(Records from a data source)

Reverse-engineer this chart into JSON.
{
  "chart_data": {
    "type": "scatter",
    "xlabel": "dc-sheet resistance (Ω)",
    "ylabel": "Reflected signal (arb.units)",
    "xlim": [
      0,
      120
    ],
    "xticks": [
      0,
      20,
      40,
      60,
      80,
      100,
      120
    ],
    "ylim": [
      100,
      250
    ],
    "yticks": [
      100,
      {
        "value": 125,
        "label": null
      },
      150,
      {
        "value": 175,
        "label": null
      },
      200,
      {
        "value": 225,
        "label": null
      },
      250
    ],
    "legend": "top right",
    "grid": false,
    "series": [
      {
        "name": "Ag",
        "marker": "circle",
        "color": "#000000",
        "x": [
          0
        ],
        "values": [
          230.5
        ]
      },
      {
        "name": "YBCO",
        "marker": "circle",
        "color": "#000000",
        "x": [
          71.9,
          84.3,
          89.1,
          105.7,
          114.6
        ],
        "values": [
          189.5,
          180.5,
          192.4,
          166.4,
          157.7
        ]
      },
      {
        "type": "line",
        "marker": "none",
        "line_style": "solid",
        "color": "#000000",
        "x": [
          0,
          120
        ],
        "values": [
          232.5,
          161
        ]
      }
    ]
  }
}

BRIEF: Return every record, word for word.

ANSWER FOR THE TASK:
Reverse-engineer this chart into JSON.
{
  "chart_data": {
    "type": "scatter",
    "xlabel": "dc-sheet resistance (Ω)",
    "ylabel": "Reflected signal (arb.units)",
    "xlim": [
      0,
      120
    ],
    "xticks": [
      0,
      20,
      40,
      60,
      80,
      100,
      120
    ],
    "ylim": [
      100,
      250
    ],
    "yticks": [
      100,
      {
        "value": 125,
        "label": null
      },
      150,
      {
        "value": 175,
        "label": null
      },
      200,
      {
        "value": 225,
        "label": null
      },
      250
    ],
    "legend": "top right",
    "grid": false,
    "series": [
      {
        "name": "Ag",
        "marker": "circle",
        "color": "#000000",
        "x": [
          0
        ],
        "values": [
          230.5
        ]
      },
      {
        "name": "YBCO",
        "marker": "circle",
        "color": "#000000",
        "x": [
          71.9,
          84.3,
          89.1,
          105.7,
          114.6
        ],
        "values": [
          189.5,
          180.5,
          192.4,
          166.4,
          157.7
        ]
      },
      {
        "type": "line",
        "marker": "none",
        "line_style": "solid",
        "color": "#000000",
        "x": [
          0,
          120
        ],
        "values": [
          232.5,
          161
        ]
      }
    ]
  }
}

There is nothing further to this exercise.